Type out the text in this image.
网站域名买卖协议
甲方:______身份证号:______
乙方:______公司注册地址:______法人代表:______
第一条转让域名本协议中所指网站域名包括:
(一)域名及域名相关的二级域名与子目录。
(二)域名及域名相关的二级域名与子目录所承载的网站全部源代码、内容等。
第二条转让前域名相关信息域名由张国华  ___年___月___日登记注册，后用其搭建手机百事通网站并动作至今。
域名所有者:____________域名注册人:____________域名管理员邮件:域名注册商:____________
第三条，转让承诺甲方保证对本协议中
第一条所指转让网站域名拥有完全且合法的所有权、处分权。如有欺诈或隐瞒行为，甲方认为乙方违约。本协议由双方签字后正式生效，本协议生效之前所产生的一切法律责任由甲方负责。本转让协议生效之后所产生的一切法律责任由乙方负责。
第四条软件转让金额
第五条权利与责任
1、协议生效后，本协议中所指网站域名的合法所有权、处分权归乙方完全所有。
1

-*-*-

**EXERCISE OBJECTIVE**
Quote the data above in full, changing nothing.

**SOLUTION TO THE PROBLEM**
Type out the text in this image.
网站域名买卖协议
甲方:______身份证号:______
乙方:______公司注册地址:______法人代表:______
第一条转让域名本协议中所指网站域名包括:
(一)域名及域名相关的二级域名与子目录。
(二)域名及域名相关的二级域名与子目录所承载的网站全部源代码、内容等。
第二条转让前域名相关信息域名由张国华  ___年___月___日登记注册，后用其搭建手机百事通网站并动作至今。
域名所有者:____________域名注册人:____________域名管理员邮件:域名注册商:____________
第三条，转让承诺甲方保证对本协议中
第一条所指转让网站域名拥有完全且合法的所有权、处分权。如有欺诈或隐瞒行为，甲方认为乙方违约。本协议由双方签字后正式生效，本协议生效之前所产生的一切法律责任由甲方负责。本转让协议生效之后所产生的一切法律责任由乙方负责。
第四条软件转让金额
第五条权利与责任
1、协议生效后，本协议中所指网站域名的合法所有权、处分权归乙方完全所有。
1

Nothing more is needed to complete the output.